Work to be completed -> Only lines with the string "products" matter here; gather them from the material below.

Items ->
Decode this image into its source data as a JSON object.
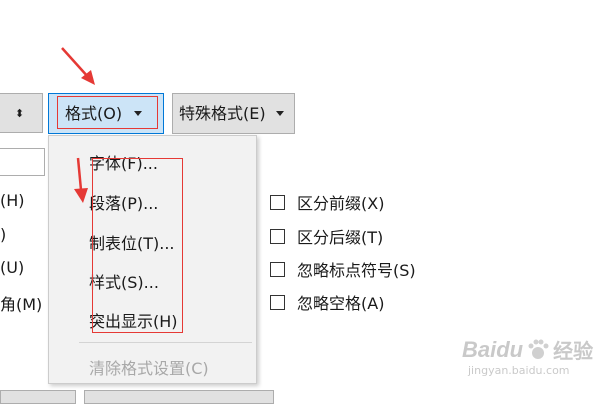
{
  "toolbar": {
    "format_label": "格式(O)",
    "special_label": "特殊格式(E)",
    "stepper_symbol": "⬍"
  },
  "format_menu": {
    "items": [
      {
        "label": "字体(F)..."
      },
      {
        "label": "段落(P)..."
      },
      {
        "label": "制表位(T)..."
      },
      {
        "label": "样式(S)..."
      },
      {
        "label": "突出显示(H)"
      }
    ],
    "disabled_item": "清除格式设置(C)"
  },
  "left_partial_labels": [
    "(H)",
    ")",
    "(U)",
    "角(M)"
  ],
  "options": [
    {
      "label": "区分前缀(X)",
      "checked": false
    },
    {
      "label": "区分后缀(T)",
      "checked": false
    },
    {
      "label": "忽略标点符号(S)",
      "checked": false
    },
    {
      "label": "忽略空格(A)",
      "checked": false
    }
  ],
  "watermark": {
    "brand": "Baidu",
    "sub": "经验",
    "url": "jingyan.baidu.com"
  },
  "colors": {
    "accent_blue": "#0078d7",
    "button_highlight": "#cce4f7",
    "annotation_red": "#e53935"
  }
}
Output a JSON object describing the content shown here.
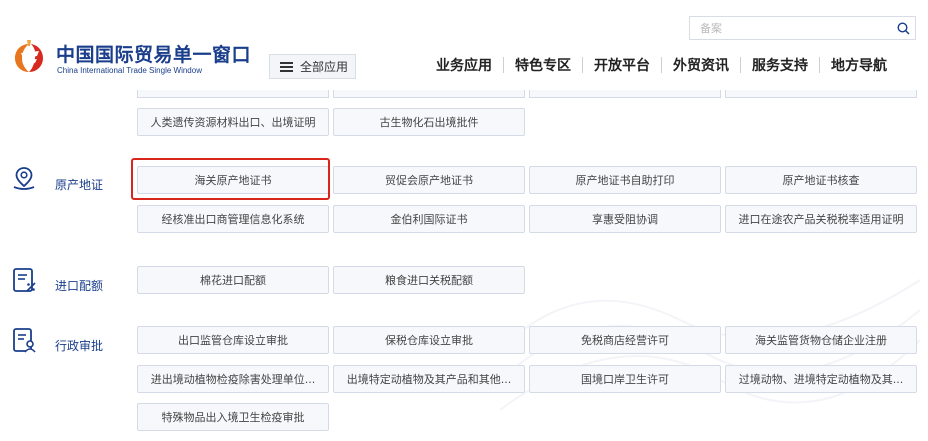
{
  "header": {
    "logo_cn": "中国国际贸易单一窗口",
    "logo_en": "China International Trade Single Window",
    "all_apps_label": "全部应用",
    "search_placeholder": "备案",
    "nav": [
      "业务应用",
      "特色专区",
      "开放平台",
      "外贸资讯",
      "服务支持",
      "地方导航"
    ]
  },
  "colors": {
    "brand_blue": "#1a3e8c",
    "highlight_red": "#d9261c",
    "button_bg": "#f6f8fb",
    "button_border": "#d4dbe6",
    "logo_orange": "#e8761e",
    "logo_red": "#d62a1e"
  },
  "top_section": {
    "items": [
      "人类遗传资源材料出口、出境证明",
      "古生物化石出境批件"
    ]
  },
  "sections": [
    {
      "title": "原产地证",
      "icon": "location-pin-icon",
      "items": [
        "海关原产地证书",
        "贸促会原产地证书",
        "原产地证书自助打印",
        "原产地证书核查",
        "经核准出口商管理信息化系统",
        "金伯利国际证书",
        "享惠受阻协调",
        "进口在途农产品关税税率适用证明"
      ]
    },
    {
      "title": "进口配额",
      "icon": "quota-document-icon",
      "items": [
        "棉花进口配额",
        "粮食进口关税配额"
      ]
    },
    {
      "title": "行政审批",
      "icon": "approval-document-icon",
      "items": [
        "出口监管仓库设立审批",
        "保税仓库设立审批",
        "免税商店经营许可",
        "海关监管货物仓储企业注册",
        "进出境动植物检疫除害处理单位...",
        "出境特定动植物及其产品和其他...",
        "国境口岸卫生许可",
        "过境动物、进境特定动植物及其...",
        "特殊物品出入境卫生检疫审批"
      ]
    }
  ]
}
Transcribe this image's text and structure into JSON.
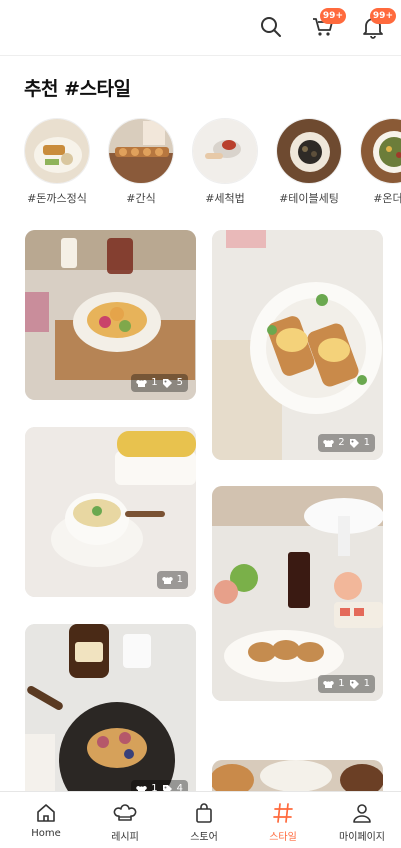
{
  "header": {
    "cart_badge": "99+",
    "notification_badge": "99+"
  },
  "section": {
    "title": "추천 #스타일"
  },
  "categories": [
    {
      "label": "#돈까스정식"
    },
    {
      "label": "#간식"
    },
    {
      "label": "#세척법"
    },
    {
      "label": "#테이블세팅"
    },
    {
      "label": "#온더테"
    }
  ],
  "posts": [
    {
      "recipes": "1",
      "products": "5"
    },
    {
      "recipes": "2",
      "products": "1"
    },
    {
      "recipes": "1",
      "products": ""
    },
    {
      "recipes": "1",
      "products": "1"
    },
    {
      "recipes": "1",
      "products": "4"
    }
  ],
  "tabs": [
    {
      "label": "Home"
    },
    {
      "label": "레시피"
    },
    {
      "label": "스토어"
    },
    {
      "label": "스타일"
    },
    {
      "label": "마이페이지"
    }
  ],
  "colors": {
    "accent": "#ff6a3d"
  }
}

Exercise response ->
      "products": "5"
      "products": "1"
      "products": ""
      "products": "1"
      "products": "4"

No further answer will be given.